Records:
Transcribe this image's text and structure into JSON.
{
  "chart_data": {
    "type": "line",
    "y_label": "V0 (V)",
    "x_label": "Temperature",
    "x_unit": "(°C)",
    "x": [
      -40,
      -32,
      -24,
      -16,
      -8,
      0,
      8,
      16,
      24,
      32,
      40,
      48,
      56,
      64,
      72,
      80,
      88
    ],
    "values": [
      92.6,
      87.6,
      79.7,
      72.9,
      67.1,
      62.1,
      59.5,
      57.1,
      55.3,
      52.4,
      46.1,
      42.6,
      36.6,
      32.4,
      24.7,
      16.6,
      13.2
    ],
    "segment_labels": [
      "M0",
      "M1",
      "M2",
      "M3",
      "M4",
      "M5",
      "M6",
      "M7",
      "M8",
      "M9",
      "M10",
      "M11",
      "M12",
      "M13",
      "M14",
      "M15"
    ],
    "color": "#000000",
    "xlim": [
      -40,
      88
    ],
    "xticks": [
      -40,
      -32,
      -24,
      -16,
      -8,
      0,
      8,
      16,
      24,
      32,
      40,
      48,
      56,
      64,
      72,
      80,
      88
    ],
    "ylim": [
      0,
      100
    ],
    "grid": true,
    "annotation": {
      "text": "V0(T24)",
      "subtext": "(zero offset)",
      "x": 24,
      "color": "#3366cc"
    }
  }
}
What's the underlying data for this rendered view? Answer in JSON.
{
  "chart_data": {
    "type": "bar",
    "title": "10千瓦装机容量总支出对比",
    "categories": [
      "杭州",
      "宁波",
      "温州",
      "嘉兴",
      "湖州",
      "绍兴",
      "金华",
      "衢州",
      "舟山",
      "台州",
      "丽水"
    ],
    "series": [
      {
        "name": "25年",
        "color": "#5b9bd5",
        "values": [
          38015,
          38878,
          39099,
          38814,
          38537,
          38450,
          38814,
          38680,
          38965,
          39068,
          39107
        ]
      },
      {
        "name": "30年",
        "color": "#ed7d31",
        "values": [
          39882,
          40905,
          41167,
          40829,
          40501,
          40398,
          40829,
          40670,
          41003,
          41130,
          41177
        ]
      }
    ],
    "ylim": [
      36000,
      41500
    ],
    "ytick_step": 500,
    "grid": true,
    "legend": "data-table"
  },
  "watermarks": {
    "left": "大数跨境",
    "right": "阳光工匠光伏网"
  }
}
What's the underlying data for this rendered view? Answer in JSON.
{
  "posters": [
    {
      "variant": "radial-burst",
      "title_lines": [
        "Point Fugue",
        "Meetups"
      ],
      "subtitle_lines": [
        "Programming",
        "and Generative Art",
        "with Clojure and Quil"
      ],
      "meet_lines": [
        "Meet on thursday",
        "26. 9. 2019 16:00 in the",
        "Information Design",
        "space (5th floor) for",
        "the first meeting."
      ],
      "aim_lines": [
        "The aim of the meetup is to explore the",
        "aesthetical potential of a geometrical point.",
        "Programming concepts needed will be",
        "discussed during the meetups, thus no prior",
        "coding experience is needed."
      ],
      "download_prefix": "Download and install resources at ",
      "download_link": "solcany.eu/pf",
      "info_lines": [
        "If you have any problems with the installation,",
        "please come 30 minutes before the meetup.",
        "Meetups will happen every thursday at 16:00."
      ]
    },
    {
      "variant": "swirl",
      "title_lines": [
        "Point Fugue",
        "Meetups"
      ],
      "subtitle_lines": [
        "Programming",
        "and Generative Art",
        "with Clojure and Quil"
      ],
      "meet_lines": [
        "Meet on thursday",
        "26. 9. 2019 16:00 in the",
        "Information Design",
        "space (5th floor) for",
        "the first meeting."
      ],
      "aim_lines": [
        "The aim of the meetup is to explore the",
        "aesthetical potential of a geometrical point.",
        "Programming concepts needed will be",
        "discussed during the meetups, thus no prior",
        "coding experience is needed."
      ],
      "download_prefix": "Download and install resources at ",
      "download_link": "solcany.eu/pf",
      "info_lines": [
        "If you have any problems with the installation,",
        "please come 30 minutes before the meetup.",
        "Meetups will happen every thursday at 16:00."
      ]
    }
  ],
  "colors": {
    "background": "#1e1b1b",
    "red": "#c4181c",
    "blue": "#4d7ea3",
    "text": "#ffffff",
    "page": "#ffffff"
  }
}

Exercise details: Reproduce each entry above exactly, keeping every word.

Exercise output:
Transcribe this image's text and structure into JSON.
{
  "chart_data": {
    "type": "line",
    "y_label": "V0 (V)",
    "x_label": "Temperature",
    "x_unit": "(°C)",
    "x": [
      -40,
      -32,
      -24,
      -16,
      -8,
      0,
      8,
      16,
      24,
      32,
      40,
      48,
      56,
      64,
      72,
      80,
      88
    ],
    "values": [
      92.6,
      87.6,
      79.7,
      72.9,
      67.1,
      62.1,
      59.5,
      57.1,
      55.3,
      52.4,
      46.1,
      42.6,
      36.6,
      32.4,
      24.7,
      16.6,
      13.2
    ],
    "segment_labels": [
      "M0",
      "M1",
      "M2",
      "M3",
      "M4",
      "M5",
      "M6",
      "M7",
      "M8",
      "M9",
      "M10",
      "M11",
      "M12",
      "M13",
      "M14",
      "M15"
    ],
    "color": "#000000",
    "xlim": [
      -40,
      88
    ],
    "xticks": [
      -40,
      -32,
      -24,
      -16,
      -8,
      0,
      8,
      16,
      24,
      32,
      40,
      48,
      56,
      64,
      72,
      80,
      88
    ],
    "ylim": [
      0,
      100
    ],
    "grid": true,
    "annotation": {
      "text": "V0(T24)",
      "subtext": "(zero offset)",
      "x": 24,
      "color": "#3366cc"
    }
  }
}
What's the underlying data for this rendered view? Answer in JSON.
{
  "chart_data": {
    "type": "bar",
    "title": "10千瓦装机容量总支出对比",
    "categories": [
      "杭州",
      "宁波",
      "温州",
      "嘉兴",
      "湖州",
      "绍兴",
      "金华",
      "衢州",
      "舟山",
      "台州",
      "丽水"
    ],
    "series": [
      {
        "name": "25年",
        "color": "#5b9bd5",
        "values": [
          38015,
          38878,
          39099,
          38814,
          38537,
          38450,
          38814,
          38680,
          38965,
          39068,
          39107
        ]
      },
      {
        "name": "30年",
        "color": "#ed7d31",
        "values": [
          39882,
          40905,
          41167,
          40829,
          40501,
          40398,
          40829,
          40670,
          41003,
          41130,
          41177
        ]
      }
    ],
    "ylim": [
      36000,
      41500
    ],
    "ytick_step": 500,
    "grid": true,
    "legend": "data-table"
  },
  "watermarks": {
    "left": "大数跨境",
    "right": "阳光工匠光伏网"
  }
}
What's the underlying data for this rendered view? Answer in JSON.
{
  "posters": [
    {
      "variant": "radial-burst",
      "title_lines": [
        "Point Fugue",
        "Meetups"
      ],
      "subtitle_lines": [
        "Programming",
        "and Generative Art",
        "with Clojure and Quil"
      ],
      "meet_lines": [
        "Meet on thursday",
        "26. 9. 2019 16:00 in the",
        "Information Design",
        "space (5th floor) for",
        "the first meeting."
      ],
      "aim_lines": [
        "The aim of the meetup is to explore the",
        "aesthetical potential of a geometrical point.",
        "Programming concepts needed will be",
        "discussed during the meetups, thus no prior",
        "coding experience is needed."
      ],
      "download_prefix": "Download and install resources at ",
      "download_link": "solcany.eu/pf",
      "info_lines": [
        "If you have any problems with the installation,",
        "please come 30 minutes before the meetup.",
        "Meetups will happen every thursday at 16:00."
      ]
    },
    {
      "variant": "swirl",
      "title_lines": [
        "Point Fugue",
        "Meetups"
      ],
      "subtitle_lines": [
        "Programming",
        "and Generative Art",
        "with Clojure and Quil"
      ],
      "meet_lines": [
        "Meet on thursday",
        "26. 9. 2019 16:00 in the",
        "Information Design",
        "space (5th floor) for",
        "the first meeting."
      ],
      "aim_lines": [
        "The aim of the meetup is to explore the",
        "aesthetical potential of a geometrical point.",
        "Programming concepts needed will be",
        "discussed during the meetups, thus no prior",
        "coding experience is needed."
      ],
      "download_prefix": "Download and install resources at ",
      "download_link": "solcany.eu/pf",
      "info_lines": [
        "If you have any problems with the installation,",
        "please come 30 minutes before the meetup.",
        "Meetups will happen every thursday at 16:00."
      ]
    }
  ],
  "colors": {
    "background": "#1e1b1b",
    "red": "#c4181c",
    "blue": "#4d7ea3",
    "text": "#ffffff",
    "page": "#ffffff"
  }
}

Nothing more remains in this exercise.